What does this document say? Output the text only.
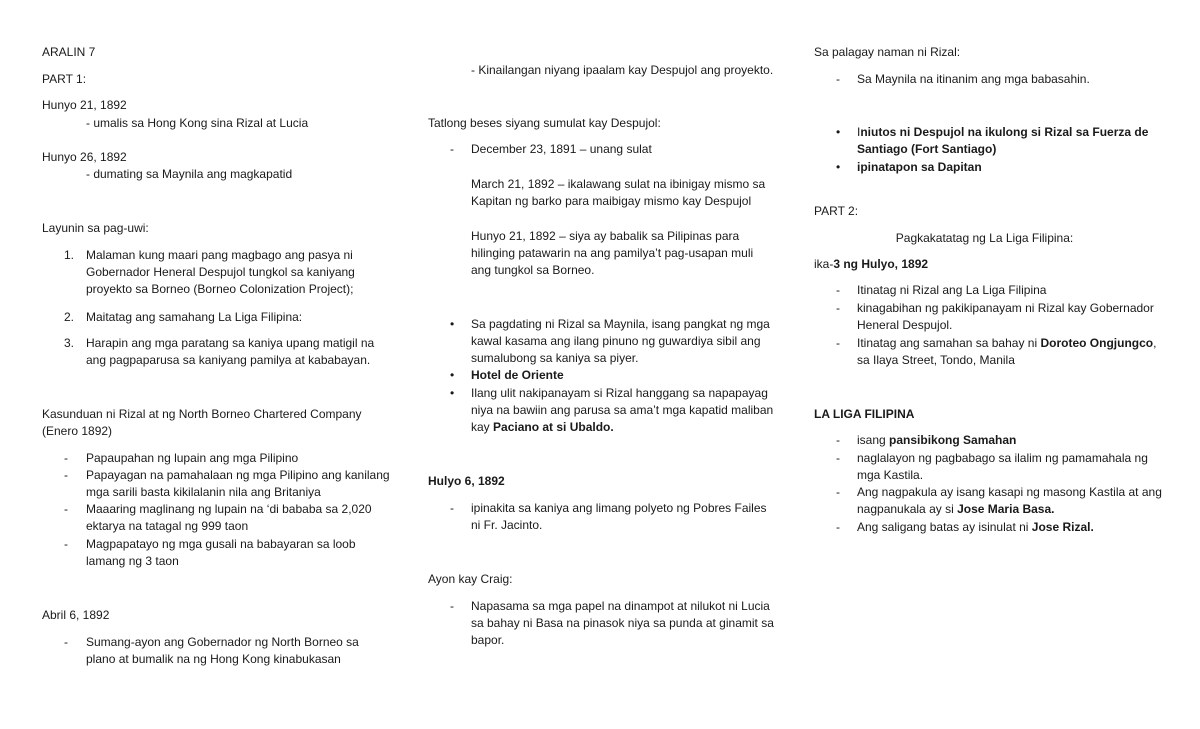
ARALIN 7
PART 1:
Hunyo 21, 1892
- umalis sa Hong Kong sina Rizal at Lucia
Hunyo 26, 1892
- dumating sa Maynila ang magkapatid
Layunin sa pag-uwi:
1. Malaman kung maari pang magbago ang pasya ni
Gobernador Heneral Despujol tungkol sa kaniyang
proyekto sa Borneo (Borneo Colonization Project);
2. Maitatag ang samahang La Liga Filipina:
3. Harapin ang mga paratang sa kaniya upang matigil na
ang pagpaparusa sa kaniyang pamilya at kababayan.
Kasunduan ni Rizal at ng North Borneo Chartered Company
(Enero 1892)
- Papaupahan ng lupain ang mga Pilipino
- Papayagan na pamahalaan ng mga Pilipino ang kanilang
mga sarili basta kikilalanin nila ang Britaniya
- Maaaring maglinang ng lupain na ‘di bababa sa 2,020
ektarya na tatagal ng 999 taon
- Magpapatayo ng mga gusali na babayaran sa loob
lamang ng 3 taon
Abril 6, 1892
- Sumang-ayon ang Gobernador ng North Borneo sa
plano at bumalik na ng Hong Kong kinabukasan
- Kinailangan niyang ipaalam kay Despujol ang proyekto.
Tatlong beses siyang sumulat kay Despujol:
- December 23, 1891 – unang sulat
March 21, 1892 – ikalawang sulat na ibinigay mismo sa
Kapitan ng barko para maibigay mismo kay Despujol
Hunyo 21, 1892 – siya ay babalik sa Pilipinas para
hilinging patawarin na ang pamilya’t pag-usapan muli
ang tungkol sa Borneo.
• Sa pagdating ni Rizal sa Maynila, isang pangkat ng mga
kawal kasama ang ilang pinuno ng guwardiya sibil ang
sumalubong sa kaniya sa piyer.
• Hotel de Oriente
• Ilang ulit nakipanayam si Rizal hanggang sa napapayag
niya na bawiin ang parusa sa ama’t mga kapatid maliban
kay Paciano at si Ubaldo.
Hulyo 6, 1892
- ipinakita sa kaniya ang limang polyeto ng Pobres Failes
ni Fr. Jacinto.
Ayon kay Craig:
- Napasama sa mga papel na dinampot at nilukot ni Lucia
sa bahay ni Basa na pinasok niya sa punda at ginamit sa
bapor.
Sa palagay naman ni Rizal:
- Sa Maynila na itinanim ang mga babasahin.
• Iniutos ni Despujol na ikulong si Rizal sa Fuerza de
Santiago (Fort Santiago)
• ipinatapon sa Dapitan
PART 2:
Pagkakatatag ng La Liga Filipina:
ika-3 ng Hulyo, 1892
- Itinatag ni Rizal ang La Liga Filipina
- kinagabihan ng pakikipanayam ni Rizal kay Gobernador
Heneral Despujol.
- Itinatag ang samahan sa bahay ni Doroteo Ongjungco,
sa Ilaya Street, Tondo, Manila
LA LIGA FILIPINA
- isang pansibikong Samahan
- naglalayon ng pagbabago sa ilalim ng pamamahala ng
mga Kastila.
- Ang nagpakula ay isang kasapi ng masong Kastila at ang
nagpanukala ay si Jose Maria Basa.
- Ang saligang batas ay isinulat ni Jose Rizal.
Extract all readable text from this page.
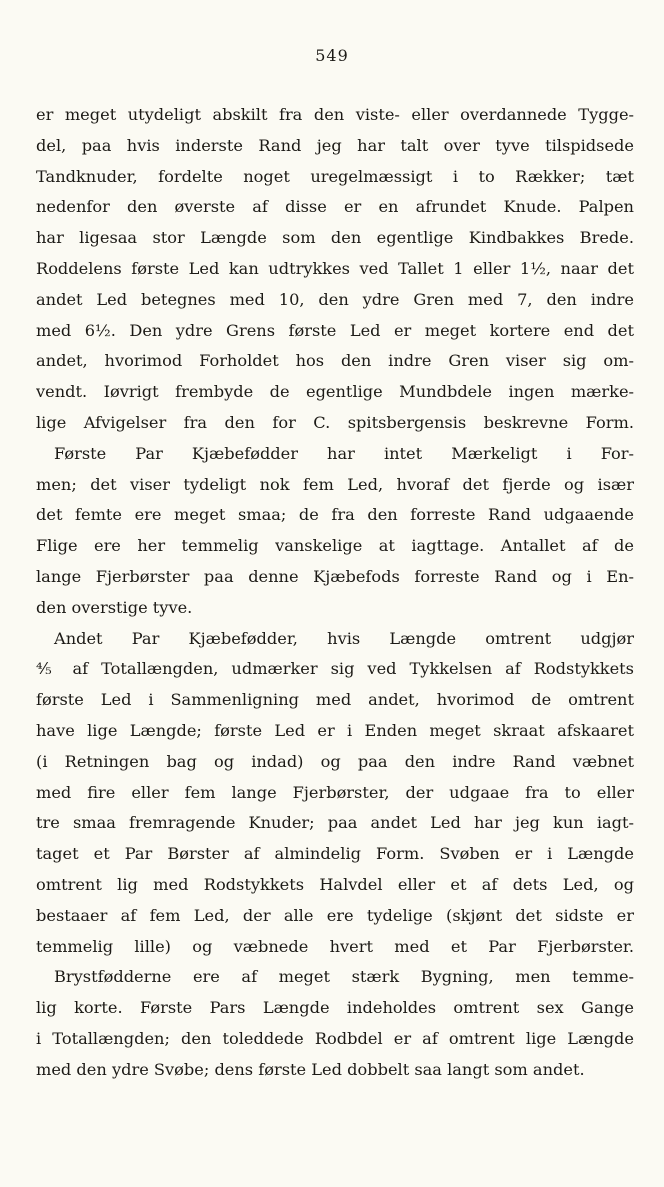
549
er meget utydeligt abskilt fra den viste- eller overdannede Tygge-
del, paa hvis inderste Rand jeg har talt over tyve tilspidsede
Tandknuder, fordelte noget uregelmæssigt i to Rækker; tæt
nedenfor den øverste af disse er en afrundet Knude. Palpen
har ligesaa stor Længde som den egentlige Kindbakkes Brede.
Roddelens første Led kan udtrykkes ved Tallet 1 eller 1½, naar det
andet Led betegnes med 10, den ydre Gren med 7, den indre
med 6½. Den ydre Grens første Led er meget kortere end det
andet, hvorimod Forholdet hos den indre Gren viser sig om-
vendt. Iøvrigt frembyde de egentlige Mundbdele ingen mærke-
lige Afvigelser fra den for C. spitsbergensis beskrevne Form.
Første Par Kjæbefødder har intet Mærkeligt i For-
men; det viser tydeligt nok fem Led, hvoraf det fjerde og især
det femte ere meget smaa; de fra den forreste Rand udgaaende
Flige ere her temmelig vanskelige at iagttage. Antallet af de
lange Fjerbørster paa denne Kjæbefods forreste Rand og i En-
den overstige tyve.
Andet Par Kjæbefødder, hvis Længde omtrent udgjør
⅘ af Totallængden, udmærker sig ved Tykkelsen af Rodstykkets
første Led i Sammenligning med andet, hvorimod de omtrent
have lige Længde; første Led er i Enden meget skraat afskaaret
(i Retningen bag og indad) og paa den indre Rand væbnet
med fire eller fem lange Fjerbørster, der udgaae fra to eller
tre smaa fremragende Knuder; paa andet Led har jeg kun iagt-
taget et Par Børster af almindelig Form. Svøben er i Længde
omtrent lig med Rodstykkets Halvdel eller et af dets Led, og
bestaaer af fem Led, der alle ere tydelige (skjønt det sidste er
temmelig lille) og væbnede hvert med et Par Fjerbørster.
Brystfødderne ere af meget stærk Bygning, men temme-
lig korte. Første Pars Længde indeholdes omtrent sex Gange
i Totallængden; den toleddede Rodbdel er af omtrent lige Længde
med den ydre Svøbe; dens første Led dobbelt saa langt som andet.
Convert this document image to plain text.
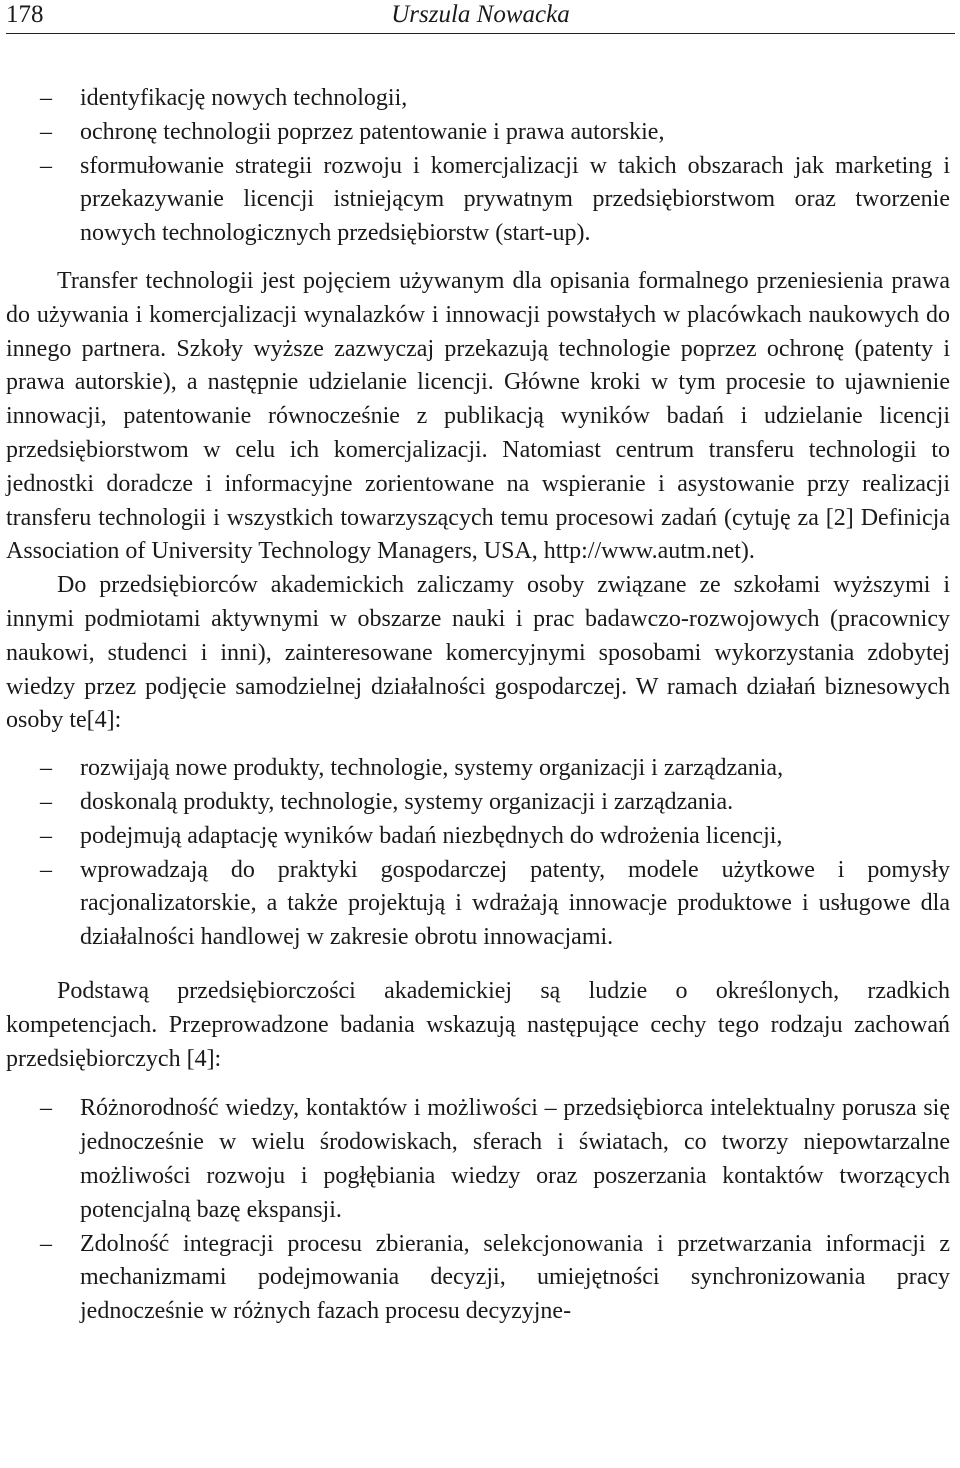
178	Urszula Nowacka
– identyfikację nowych technologii,
– ochronę technologii poprzez patentowanie i prawa autorskie,
– sformułowanie strategii rozwoju i komercjalizacji w takich obszarach jak marketing i przekazywanie licencji istniejącym prywatnym przedsiębiorstwom oraz tworzenie nowych technologicznych przedsiębiorstw (start-up).

Transfer technologii jest pojęciem używanym dla opisania formalnego przeniesienia prawa do używania i komercjalizacji wynalazków i innowacji powstałych w placówkach naukowych do innego partnera. Szkoły wyższe zazwyczaj przekazują technologie poprzez ochronę (patenty i prawa autorskie), a następnie udzielanie licencji. Główne kroki w tym procesie to ujawnienie innowacji, patentowanie równocześnie z publikacją wyników badań i udzielanie licencji przedsiębiorstwom w celu ich komercjalizacji. Natomiast centrum transferu technologii to jednostki doradcze i informacyjne zorientowane na wspieranie i asystowanie przy realizacji transferu technologii i wszystkich towarzyszących temu procesowi zadań (cytuję za [2] Definicja Association of University Technology Managers, USA, http://www.autm.net).

Do przedsiębiorców akademickich zaliczamy osoby związane ze szkołami wyższymi i innymi podmiotami aktywnymi w obszarze nauki i prac badawczo-rozwojowych (pracownicy naukowi, studenci i inni), zainteresowane komercyjnymi sposobami wykorzystania zdobytej wiedzy przez podjęcie samodzielnej działalności gospodarczej. W ramach działań biznesowych osoby te[4]:

– rozwijają nowe produkty, technologie, systemy organizacji i zarządzania,
– doskonalą produkty, technologie, systemy organizacji i zarządzania.
– podejmują adaptację wyników badań niezbędnych do wdrożenia licencji,
– wprowadzają do praktyki gospodarczej patenty, modele użytkowe i pomysły racjonalizatorskie, a także projektują i wdrażają innowacje produktowe i usługowe dla działalności handlowej w zakresie obrotu innowacjami.

Podstawą przedsiębiorczości akademickiej są ludzie o określonych, rzadkich kompetencjach. Przeprowadzone badania wskazują następujące cechy tego rodzaju zachowań przedsiębiorczych [4]:

– Różnorodność wiedzy, kontaktów i możliwości – przedsiębiorca intelektualny porusza się jednocześnie w wielu środowiskach, sferach i światach, co tworzy niepowtarzalne możliwości rozwoju i pogłębiania wiedzy oraz poszerzania kontaktów tworzących potencjalną bazę ekspansji.
– Zdolność integracji procesu zbierania, selekcjonowania i przetwarzania informacji z mechanizmami podejmowania decyzji, umiejętności synchronizowania pracy jednocześnie w różnych fazach procesu decyzyjne-
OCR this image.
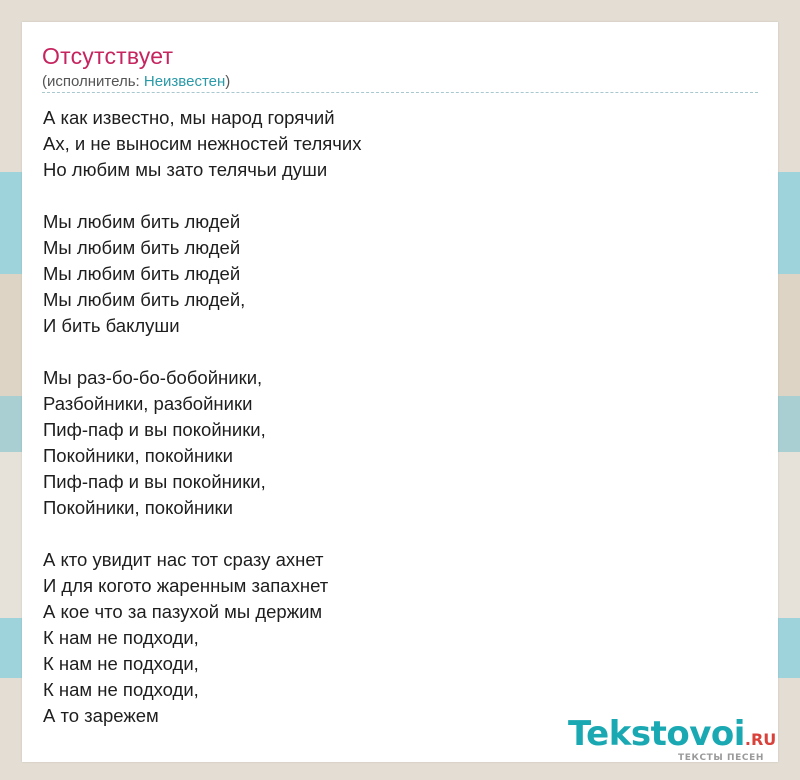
Отсутствует
(исполнитель: Неизвестен)
А как известно, мы народ горячий
Ах, и не выносим нежностей телячих
Но любим мы зато телячьи души
Мы любим бить людей
Мы любим бить людей
Мы любим бить людей
Мы любим бить людей,
И бить баклуши
Мы раз-бо-бо-бобойники,
Разбойники, разбойники
Пиф-паф и вы покойники,
Покойники, покойники
Пиф-паф и вы покойники,
Покойники, покойники
А кто увидит нас тот сразу ахнет
И для когото жаренным запахнет
А кое что за пазухой мы держим
К нам не подходи,
К нам не подходи,
К нам не подходи,
А то зарежем	Tekstovoi.RU
ТЕКСТЫ ПЕСЕН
:::::
EXERCISE GOAL -
Copy, from the material above, each line in which the string "text" occurs.

SOLUTION -
What does this document say? Output the text only.
Extract all readable text from this page.
Convert this document image to plain text.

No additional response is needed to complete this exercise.